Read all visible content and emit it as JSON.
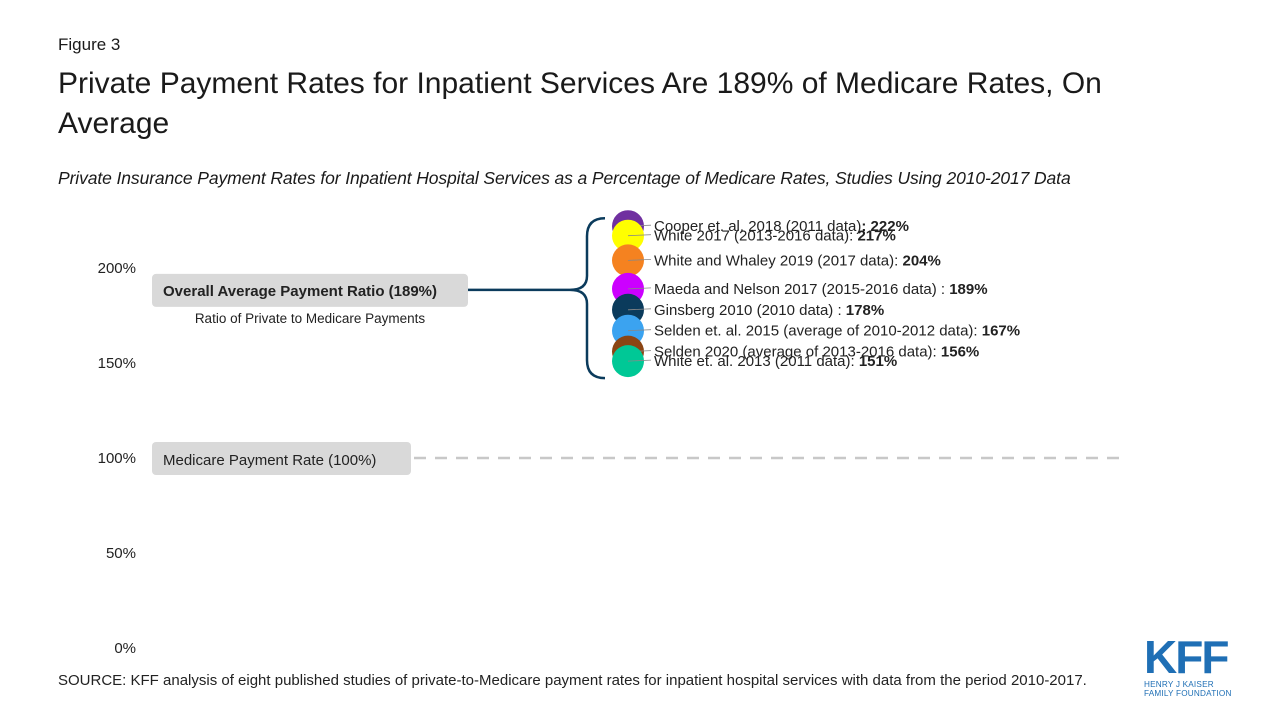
{
  "figure_label": "Figure 3",
  "title": "Private Payment Rates for Inpatient Services Are 189% of  Medicare Rates, On Average",
  "subtitle": "Private Insurance Payment Rates for Inpatient Hospital Services as a Percentage of Medicare Rates, Studies Using 2010-2017 Data",
  "source": "SOURCE: KFF analysis of eight published studies of private-to-Medicare payment rates for inpatient hospital services with data from the period 2010-2017.",
  "logo": {
    "mark": "KFF",
    "line1": "HENRY J KAISER",
    "line2": "FAMILY FOUNDATION"
  },
  "colors": {
    "bracket": "#0b3b5c",
    "label_bg": "#d9d9d9",
    "reference_line": "#c8c8c8"
  },
  "chart_data": {
    "type": "scatter",
    "ylim": [
      0,
      200
    ],
    "y_ticks": [
      "0%",
      "50%",
      "100%",
      "150%",
      "200%"
    ],
    "tick_values": [
      0,
      50,
      100,
      150,
      200
    ],
    "series": [
      {
        "label": "Cooper et. al. 2018 (2011 data)",
        "value_label": ": 222%",
        "value": 222,
        "color": "#7030a0"
      },
      {
        "label": "White 2017 (2013-2016 data): ",
        "value_label": "217%",
        "value": 217,
        "color": "#ffff00"
      },
      {
        "label": "White and Whaley 2019 (2017 data): ",
        "value_label": "204%",
        "value": 204,
        "color": "#f58220"
      },
      {
        "label": "Maeda and Nelson 2017 (2015-2016 data) : ",
        "value_label": "189%",
        "value": 189,
        "color": "#cc00ff"
      },
      {
        "label": "Ginsberg 2010 (2010 data) : ",
        "value_label": "178%",
        "value": 178,
        "color": "#0b3b5c"
      },
      {
        "label": "Selden et. al. 2015 (average of 2010-2012 data): ",
        "value_label": "167%",
        "value": 167,
        "color": "#3ba3f0"
      },
      {
        "label": "Selden 2020 (average of 2013-2016 data): ",
        "value_label": "156%",
        "value": 156,
        "color": "#8b4513"
      },
      {
        "label": "White et. al. 2013 (2011 data): ",
        "value_label": "151%",
        "value": 151,
        "color": "#00c896"
      }
    ],
    "average": {
      "label": "Overall Average Payment Ratio (189%)",
      "sublabel": "Ratio of Private to Medicare Payments",
      "value": 189
    },
    "reference": {
      "label": "Medicare Payment Rate (100%)",
      "value": 100,
      "style": "dashed"
    }
  }
}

* _Your task_:
Print the full listing exactly, dropping the pictures.

* _Answer in full_:
Read all visible content and emit it as JSON.
{
  "figure_label": "Figure 3",
  "title": "Private Payment Rates for Inpatient Services Are 189% of  Medicare Rates, On Average",
  "subtitle": "Private Insurance Payment Rates for Inpatient Hospital Services as a Percentage of Medicare Rates, Studies Using 2010-2017 Data",
  "source": "SOURCE: KFF analysis of eight published studies of private-to-Medicare payment rates for inpatient hospital services with data from the period 2010-2017.",
  "logo": {
    "mark": "KFF",
    "line1": "HENRY J KAISER",
    "line2": "FAMILY FOUNDATION"
  },
  "colors": {
    "bracket": "#0b3b5c",
    "label_bg": "#d9d9d9",
    "reference_line": "#c8c8c8"
  },
  "chart_data": {
    "type": "scatter",
    "ylim": [
      0,
      200
    ],
    "y_ticks": [
      "0%",
      "50%",
      "100%",
      "150%",
      "200%"
    ],
    "tick_values": [
      0,
      50,
      100,
      150,
      200
    ],
    "series": [
      {
        "label": "Cooper et. al. 2018 (2011 data)",
        "value_label": ": 222%",
        "value": 222,
        "color": "#7030a0"
      },
      {
        "label": "White 2017 (2013-2016 data): ",
        "value_label": "217%",
        "value": 217,
        "color": "#ffff00"
      },
      {
        "label": "White and Whaley 2019 (2017 data): ",
        "value_label": "204%",
        "value": 204,
        "color": "#f58220"
      },
      {
        "label": "Maeda and Nelson 2017 (2015-2016 data) : ",
        "value_label": "189%",
        "value": 189,
        "color": "#cc00ff"
      },
      {
        "label": "Ginsberg 2010 (2010 data) : ",
        "value_label": "178%",
        "value": 178,
        "color": "#0b3b5c"
      },
      {
        "label": "Selden et. al. 2015 (average of 2010-2012 data): ",
        "value_label": "167%",
        "value": 167,
        "color": "#3ba3f0"
      },
      {
        "label": "Selden 2020 (average of 2013-2016 data): ",
        "value_label": "156%",
        "value": 156,
        "color": "#8b4513"
      },
      {
        "label": "White et. al. 2013 (2011 data): ",
        "value_label": "151%",
        "value": 151,
        "color": "#00c896"
      }
    ],
    "average": {
      "label": "Overall Average Payment Ratio (189%)",
      "sublabel": "Ratio of Private to Medicare Payments",
      "value": 189
    },
    "reference": {
      "label": "Medicare Payment Rate (100%)",
      "value": 100,
      "style": "dashed"
    }
  }
}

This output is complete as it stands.